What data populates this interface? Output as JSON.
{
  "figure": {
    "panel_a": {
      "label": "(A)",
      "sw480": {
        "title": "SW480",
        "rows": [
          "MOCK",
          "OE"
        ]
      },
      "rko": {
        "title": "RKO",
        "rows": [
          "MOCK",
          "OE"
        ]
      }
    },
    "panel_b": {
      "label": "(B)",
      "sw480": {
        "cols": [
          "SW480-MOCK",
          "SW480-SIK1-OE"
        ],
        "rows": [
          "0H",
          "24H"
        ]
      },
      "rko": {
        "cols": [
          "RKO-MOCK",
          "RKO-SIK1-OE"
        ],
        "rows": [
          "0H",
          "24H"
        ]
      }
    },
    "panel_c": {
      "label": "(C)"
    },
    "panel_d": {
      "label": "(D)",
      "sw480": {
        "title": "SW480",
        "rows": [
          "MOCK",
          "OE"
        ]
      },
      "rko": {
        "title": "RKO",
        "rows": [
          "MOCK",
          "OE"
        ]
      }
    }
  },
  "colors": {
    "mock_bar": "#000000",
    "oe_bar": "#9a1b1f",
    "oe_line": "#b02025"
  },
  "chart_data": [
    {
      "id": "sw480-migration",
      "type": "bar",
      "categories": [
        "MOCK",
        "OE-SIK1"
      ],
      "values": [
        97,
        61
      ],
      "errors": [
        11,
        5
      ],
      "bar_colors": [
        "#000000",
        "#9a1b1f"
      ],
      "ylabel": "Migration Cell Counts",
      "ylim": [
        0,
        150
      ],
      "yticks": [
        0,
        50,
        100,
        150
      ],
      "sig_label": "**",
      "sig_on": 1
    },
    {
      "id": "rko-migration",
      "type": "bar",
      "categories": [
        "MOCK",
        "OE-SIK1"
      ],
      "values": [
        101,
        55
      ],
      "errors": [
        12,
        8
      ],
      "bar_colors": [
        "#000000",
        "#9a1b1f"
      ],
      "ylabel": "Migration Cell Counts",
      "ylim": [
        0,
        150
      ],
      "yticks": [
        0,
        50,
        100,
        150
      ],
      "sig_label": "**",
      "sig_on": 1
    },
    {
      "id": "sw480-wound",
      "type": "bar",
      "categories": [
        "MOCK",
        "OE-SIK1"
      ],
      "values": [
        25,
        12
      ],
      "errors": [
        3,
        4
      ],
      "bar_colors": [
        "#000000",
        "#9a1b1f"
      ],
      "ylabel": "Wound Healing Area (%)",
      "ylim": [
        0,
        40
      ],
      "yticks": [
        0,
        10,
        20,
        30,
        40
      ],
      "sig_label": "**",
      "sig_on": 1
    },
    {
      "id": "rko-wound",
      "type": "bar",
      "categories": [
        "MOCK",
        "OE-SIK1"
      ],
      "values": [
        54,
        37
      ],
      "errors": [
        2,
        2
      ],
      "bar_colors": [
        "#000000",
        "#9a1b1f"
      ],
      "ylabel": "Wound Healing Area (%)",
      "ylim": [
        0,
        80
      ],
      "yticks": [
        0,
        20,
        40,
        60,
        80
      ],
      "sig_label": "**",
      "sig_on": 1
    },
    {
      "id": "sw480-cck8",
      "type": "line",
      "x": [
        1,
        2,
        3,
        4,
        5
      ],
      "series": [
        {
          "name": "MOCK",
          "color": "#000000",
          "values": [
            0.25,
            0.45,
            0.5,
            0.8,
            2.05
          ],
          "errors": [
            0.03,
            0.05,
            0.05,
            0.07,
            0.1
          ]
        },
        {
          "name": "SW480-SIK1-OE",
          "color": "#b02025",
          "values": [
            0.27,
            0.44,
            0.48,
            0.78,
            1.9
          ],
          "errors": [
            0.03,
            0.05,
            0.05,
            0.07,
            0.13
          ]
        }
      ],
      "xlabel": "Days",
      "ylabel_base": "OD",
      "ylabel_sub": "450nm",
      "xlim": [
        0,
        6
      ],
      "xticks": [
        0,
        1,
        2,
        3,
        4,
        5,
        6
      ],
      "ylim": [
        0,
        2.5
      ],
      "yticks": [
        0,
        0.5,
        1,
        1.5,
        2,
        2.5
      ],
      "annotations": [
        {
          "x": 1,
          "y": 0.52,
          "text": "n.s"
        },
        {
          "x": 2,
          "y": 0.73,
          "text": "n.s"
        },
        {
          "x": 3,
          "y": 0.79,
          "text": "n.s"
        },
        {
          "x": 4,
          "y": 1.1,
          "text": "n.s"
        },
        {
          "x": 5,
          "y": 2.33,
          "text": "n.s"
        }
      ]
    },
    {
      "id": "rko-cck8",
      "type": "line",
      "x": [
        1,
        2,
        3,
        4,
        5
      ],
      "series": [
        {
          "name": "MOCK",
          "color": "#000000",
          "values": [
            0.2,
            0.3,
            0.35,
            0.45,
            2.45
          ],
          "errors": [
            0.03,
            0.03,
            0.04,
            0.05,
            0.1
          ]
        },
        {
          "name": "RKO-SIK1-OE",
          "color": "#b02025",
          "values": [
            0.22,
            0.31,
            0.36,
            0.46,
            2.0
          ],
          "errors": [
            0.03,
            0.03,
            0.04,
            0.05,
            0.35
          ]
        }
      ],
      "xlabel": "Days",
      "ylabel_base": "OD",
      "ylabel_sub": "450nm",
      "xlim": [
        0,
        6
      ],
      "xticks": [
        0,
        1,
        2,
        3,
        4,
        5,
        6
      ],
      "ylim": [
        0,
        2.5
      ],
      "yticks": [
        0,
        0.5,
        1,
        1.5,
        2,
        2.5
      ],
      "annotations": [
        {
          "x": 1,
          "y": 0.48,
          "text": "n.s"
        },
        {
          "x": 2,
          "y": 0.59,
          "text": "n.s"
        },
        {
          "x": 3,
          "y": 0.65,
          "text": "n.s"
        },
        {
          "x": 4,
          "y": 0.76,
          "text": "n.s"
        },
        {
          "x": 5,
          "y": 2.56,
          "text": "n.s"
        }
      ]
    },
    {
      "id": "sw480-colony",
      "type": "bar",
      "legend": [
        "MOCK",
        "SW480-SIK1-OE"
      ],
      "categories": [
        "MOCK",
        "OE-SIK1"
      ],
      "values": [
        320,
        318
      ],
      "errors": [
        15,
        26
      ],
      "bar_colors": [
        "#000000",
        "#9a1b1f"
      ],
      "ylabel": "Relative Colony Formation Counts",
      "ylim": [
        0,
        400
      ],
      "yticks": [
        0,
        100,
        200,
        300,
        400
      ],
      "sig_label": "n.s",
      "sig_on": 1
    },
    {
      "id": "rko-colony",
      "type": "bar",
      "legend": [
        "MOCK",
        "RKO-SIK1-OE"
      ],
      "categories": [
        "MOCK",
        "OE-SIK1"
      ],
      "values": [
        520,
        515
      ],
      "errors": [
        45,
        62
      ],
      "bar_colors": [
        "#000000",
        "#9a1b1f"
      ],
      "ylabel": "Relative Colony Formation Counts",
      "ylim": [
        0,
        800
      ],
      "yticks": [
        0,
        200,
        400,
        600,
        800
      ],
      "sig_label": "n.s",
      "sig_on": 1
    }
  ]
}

----------------

Task
Output all of the data again. Match it exactly.

Answer to the exercise
What data populates this interface? Output as JSON.
{
  "figure": {
    "panel_a": {
      "label": "(A)",
      "sw480": {
        "title": "SW480",
        "rows": [
          "MOCK",
          "OE"
        ]
      },
      "rko": {
        "title": "RKO",
        "rows": [
          "MOCK",
          "OE"
        ]
      }
    },
    "panel_b": {
      "label": "(B)",
      "sw480": {
        "cols": [
          "SW480-MOCK",
          "SW480-SIK1-OE"
        ],
        "rows": [
          "0H",
          "24H"
        ]
      },
      "rko": {
        "cols": [
          "RKO-MOCK",
          "RKO-SIK1-OE"
        ],
        "rows": [
          "0H",
          "24H"
        ]
      }
    },
    "panel_c": {
      "label": "(C)"
    },
    "panel_d": {
      "label": "(D)",
      "sw480": {
        "title": "SW480",
        "rows": [
          "MOCK",
          "OE"
        ]
      },
      "rko": {
        "title": "RKO",
        "rows": [
          "MOCK",
          "OE"
        ]
      }
    }
  },
  "colors": {
    "mock_bar": "#000000",
    "oe_bar": "#9a1b1f",
    "oe_line": "#b02025"
  },
  "chart_data": [
    {
      "id": "sw480-migration",
      "type": "bar",
      "categories": [
        "MOCK",
        "OE-SIK1"
      ],
      "values": [
        97,
        61
      ],
      "errors": [
        11,
        5
      ],
      "bar_colors": [
        "#000000",
        "#9a1b1f"
      ],
      "ylabel": "Migration Cell Counts",
      "ylim": [
        0,
        150
      ],
      "yticks": [
        0,
        50,
        100,
        150
      ],
      "sig_label": "**",
      "sig_on": 1
    },
    {
      "id": "rko-migration",
      "type": "bar",
      "categories": [
        "MOCK",
        "OE-SIK1"
      ],
      "values": [
        101,
        55
      ],
      "errors": [
        12,
        8
      ],
      "bar_colors": [
        "#000000",
        "#9a1b1f"
      ],
      "ylabel": "Migration Cell Counts",
      "ylim": [
        0,
        150
      ],
      "yticks": [
        0,
        50,
        100,
        150
      ],
      "sig_label": "**",
      "sig_on": 1
    },
    {
      "id": "sw480-wound",
      "type": "bar",
      "categories": [
        "MOCK",
        "OE-SIK1"
      ],
      "values": [
        25,
        12
      ],
      "errors": [
        3,
        4
      ],
      "bar_colors": [
        "#000000",
        "#9a1b1f"
      ],
      "ylabel": "Wound Healing Area (%)",
      "ylim": [
        0,
        40
      ],
      "yticks": [
        0,
        10,
        20,
        30,
        40
      ],
      "sig_label": "**",
      "sig_on": 1
    },
    {
      "id": "rko-wound",
      "type": "bar",
      "categories": [
        "MOCK",
        "OE-SIK1"
      ],
      "values": [
        54,
        37
      ],
      "errors": [
        2,
        2
      ],
      "bar_colors": [
        "#000000",
        "#9a1b1f"
      ],
      "ylabel": "Wound Healing Area (%)",
      "ylim": [
        0,
        80
      ],
      "yticks": [
        0,
        20,
        40,
        60,
        80
      ],
      "sig_label": "**",
      "sig_on": 1
    },
    {
      "id": "sw480-cck8",
      "type": "line",
      "x": [
        1,
        2,
        3,
        4,
        5
      ],
      "series": [
        {
          "name": "MOCK",
          "color": "#000000",
          "values": [
            0.25,
            0.45,
            0.5,
            0.8,
            2.05
          ],
          "errors": [
            0.03,
            0.05,
            0.05,
            0.07,
            0.1
          ]
        },
        {
          "name": "SW480-SIK1-OE",
          "color": "#b02025",
          "values": [
            0.27,
            0.44,
            0.48,
            0.78,
            1.9
          ],
          "errors": [
            0.03,
            0.05,
            0.05,
            0.07,
            0.13
          ]
        }
      ],
      "xlabel": "Days",
      "ylabel_base": "OD",
      "ylabel_sub": "450nm",
      "xlim": [
        0,
        6
      ],
      "xticks": [
        0,
        1,
        2,
        3,
        4,
        5,
        6
      ],
      "ylim": [
        0,
        2.5
      ],
      "yticks": [
        0,
        0.5,
        1,
        1.5,
        2,
        2.5
      ],
      "annotations": [
        {
          "x": 1,
          "y": 0.52,
          "text": "n.s"
        },
        {
          "x": 2,
          "y": 0.73,
          "text": "n.s"
        },
        {
          "x": 3,
          "y": 0.79,
          "text": "n.s"
        },
        {
          "x": 4,
          "y": 1.1,
          "text": "n.s"
        },
        {
          "x": 5,
          "y": 2.33,
          "text": "n.s"
        }
      ]
    },
    {
      "id": "rko-cck8",
      "type": "line",
      "x": [
        1,
        2,
        3,
        4,
        5
      ],
      "series": [
        {
          "name": "MOCK",
          "color": "#000000",
          "values": [
            0.2,
            0.3,
            0.35,
            0.45,
            2.45
          ],
          "errors": [
            0.03,
            0.03,
            0.04,
            0.05,
            0.1
          ]
        },
        {
          "name": "RKO-SIK1-OE",
          "color": "#b02025",
          "values": [
            0.22,
            0.31,
            0.36,
            0.46,
            2.0
          ],
          "errors": [
            0.03,
            0.03,
            0.04,
            0.05,
            0.35
          ]
        }
      ],
      "xlabel": "Days",
      "ylabel_base": "OD",
      "ylabel_sub": "450nm",
      "xlim": [
        0,
        6
      ],
      "xticks": [
        0,
        1,
        2,
        3,
        4,
        5,
        6
      ],
      "ylim": [
        0,
        2.5
      ],
      "yticks": [
        0,
        0.5,
        1,
        1.5,
        2,
        2.5
      ],
      "annotations": [
        {
          "x": 1,
          "y": 0.48,
          "text": "n.s"
        },
        {
          "x": 2,
          "y": 0.59,
          "text": "n.s"
        },
        {
          "x": 3,
          "y": 0.65,
          "text": "n.s"
        },
        {
          "x": 4,
          "y": 0.76,
          "text": "n.s"
        },
        {
          "x": 5,
          "y": 2.56,
          "text": "n.s"
        }
      ]
    },
    {
      "id": "sw480-colony",
      "type": "bar",
      "legend": [
        "MOCK",
        "SW480-SIK1-OE"
      ],
      "categories": [
        "MOCK",
        "OE-SIK1"
      ],
      "values": [
        320,
        318
      ],
      "errors": [
        15,
        26
      ],
      "bar_colors": [
        "#000000",
        "#9a1b1f"
      ],
      "ylabel": "Relative Colony Formation Counts",
      "ylim": [
        0,
        400
      ],
      "yticks": [
        0,
        100,
        200,
        300,
        400
      ],
      "sig_label": "n.s",
      "sig_on": 1
    },
    {
      "id": "rko-colony",
      "type": "bar",
      "legend": [
        "MOCK",
        "RKO-SIK1-OE"
      ],
      "categories": [
        "MOCK",
        "OE-SIK1"
      ],
      "values": [
        520,
        515
      ],
      "errors": [
        45,
        62
      ],
      "bar_colors": [
        "#000000",
        "#9a1b1f"
      ],
      "ylabel": "Relative Colony Formation Counts",
      "ylim": [
        0,
        800
      ],
      "yticks": [
        0,
        200,
        400,
        600,
        800
      ],
      "sig_label": "n.s",
      "sig_on": 1
    }
  ]
}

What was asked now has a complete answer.